> [Directions for this task]:
Return the listing below verbatim. Pictures do not belong in the copy.

> [Exercise data]:

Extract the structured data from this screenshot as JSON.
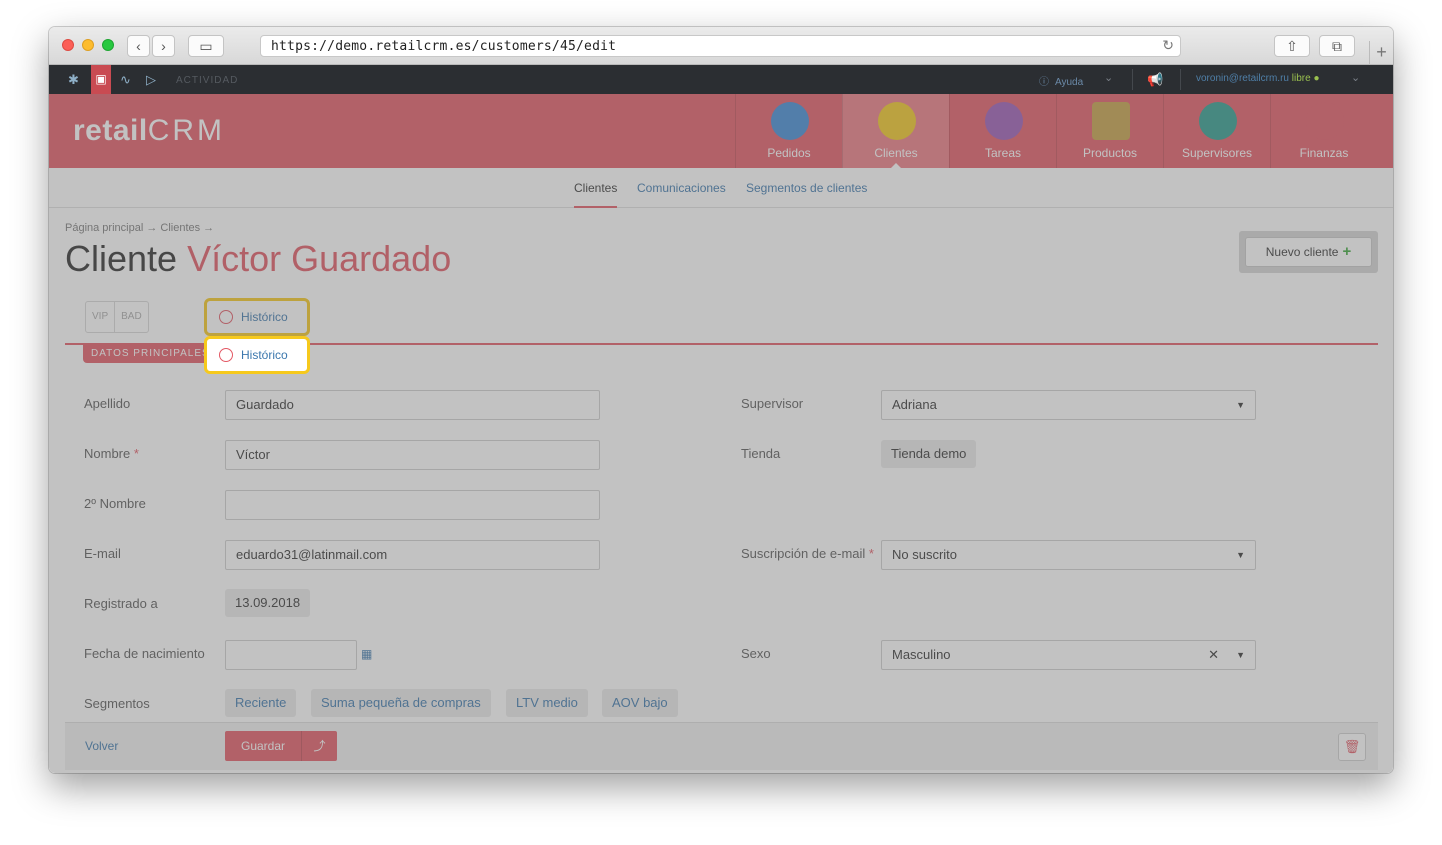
{
  "browser": {
    "url": "https://demo.retailcrm.es/customers/45/edit"
  },
  "topbar": {
    "activity": "ACTIVIDAD",
    "help": "Ayuda",
    "user_email": "voronin@retailcrm.ru",
    "user_status": "libre"
  },
  "header": {
    "logo_main": "retail",
    "logo_crm": "CRM",
    "nav": [
      {
        "label": "Pedidos",
        "icon": "cart-icon",
        "color": "#3e8ad6"
      },
      {
        "label": "Clientes",
        "icon": "person-icon",
        "color": "#f3c81f"
      },
      {
        "label": "Tareas",
        "icon": "list-icon",
        "color": "#9b59b6"
      },
      {
        "label": "Productos",
        "icon": "box-icon",
        "color": "#c7a046"
      },
      {
        "label": "Supervisores",
        "icon": "woman-icon",
        "color": "#2c9c8d"
      },
      {
        "label": "Finanzas",
        "icon": "ledger-icon",
        "color": "#e35864"
      }
    ]
  },
  "subnav": {
    "items": [
      "Clientes",
      "Comunicaciones",
      "Segmentos de clientes"
    ]
  },
  "page": {
    "breadcrumb": "Página principal → Clientes →",
    "title_prefix": "Cliente",
    "title_name": "Víctor Guardado",
    "new_client": "Nuevo cliente"
  },
  "card": {
    "tags": [
      "VIP",
      "BAD"
    ],
    "history": "Histórico",
    "section": "DATOS PRINCIPALES"
  },
  "form": {
    "apellido_label": "Apellido",
    "apellido_value": "Guardado",
    "nombre_label": "Nombre",
    "nombre_value": "Víctor",
    "nombre2_label": "2º Nombre",
    "nombre2_value": "",
    "email_label": "E-mail",
    "email_value": "eduardo31@latinmail.com",
    "registrado_label": "Registrado a",
    "registrado_value": "13.09.2018",
    "nacimiento_label": "Fecha de nacimiento",
    "nacimiento_value": "",
    "segmentos_label": "Segmentos",
    "segmentos": [
      "Reciente",
      "Suma pequeña de compras",
      "LTV medio",
      "AOV bajo"
    ],
    "supervisor_label": "Supervisor",
    "supervisor_value": "Adriana",
    "tienda_label": "Tienda",
    "tienda_value": "Tienda demo",
    "suscripcion_label": "Suscripción de e-mail",
    "suscripcion_value": "No suscrito",
    "sexo_label": "Sexo",
    "sexo_value": "Masculino",
    "required_mark": "*"
  },
  "footer": {
    "back": "Volver",
    "save": "Guardar"
  },
  "colors": {
    "brand_red": "#e35864",
    "link_blue": "#3b77ad",
    "highlight_yellow": "#f6c91c"
  }
}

> [Solution to the problem]:
Extract the structured data from this screenshot as JSON.
{
  "browser": {
    "url": "https://demo.retailcrm.es/customers/45/edit"
  },
  "topbar": {
    "activity": "ACTIVIDAD",
    "help": "Ayuda",
    "user_email": "voronin@retailcrm.ru",
    "user_status": "libre"
  },
  "header": {
    "logo_main": "retail",
    "logo_crm": "CRM",
    "nav": [
      {
        "label": "Pedidos",
        "icon": "cart-icon",
        "color": "#3e8ad6"
      },
      {
        "label": "Clientes",
        "icon": "person-icon",
        "color": "#f3c81f"
      },
      {
        "label": "Tareas",
        "icon": "list-icon",
        "color": "#9b59b6"
      },
      {
        "label": "Productos",
        "icon": "box-icon",
        "color": "#c7a046"
      },
      {
        "label": "Supervisores",
        "icon": "woman-icon",
        "color": "#2c9c8d"
      },
      {
        "label": "Finanzas",
        "icon": "ledger-icon",
        "color": "#e35864"
      }
    ]
  },
  "subnav": {
    "items": [
      "Clientes",
      "Comunicaciones",
      "Segmentos de clientes"
    ]
  },
  "page": {
    "breadcrumb": "Página principal → Clientes →",
    "title_prefix": "Cliente",
    "title_name": "Víctor Guardado",
    "new_client": "Nuevo cliente"
  },
  "card": {
    "tags": [
      "VIP",
      "BAD"
    ],
    "history": "Histórico",
    "section": "DATOS PRINCIPALES"
  },
  "form": {
    "apellido_label": "Apellido",
    "apellido_value": "Guardado",
    "nombre_label": "Nombre",
    "nombre_value": "Víctor",
    "nombre2_label": "2º Nombre",
    "nombre2_value": "",
    "email_label": "E-mail",
    "email_value": "eduardo31@latinmail.com",
    "registrado_label": "Registrado a",
    "registrado_value": "13.09.2018",
    "nacimiento_label": "Fecha de nacimiento",
    "nacimiento_value": "",
    "segmentos_label": "Segmentos",
    "segmentos": [
      "Reciente",
      "Suma pequeña de compras",
      "LTV medio",
      "AOV bajo"
    ],
    "supervisor_label": "Supervisor",
    "supervisor_value": "Adriana",
    "tienda_label": "Tienda",
    "tienda_value": "Tienda demo",
    "suscripcion_label": "Suscripción de e-mail",
    "suscripcion_value": "No suscrito",
    "sexo_label": "Sexo",
    "sexo_value": "Masculino",
    "required_mark": "*"
  },
  "footer": {
    "back": "Volver",
    "save": "Guardar"
  },
  "colors": {
    "brand_red": "#e35864",
    "link_blue": "#3b77ad",
    "highlight_yellow": "#f6c91c"
  }
}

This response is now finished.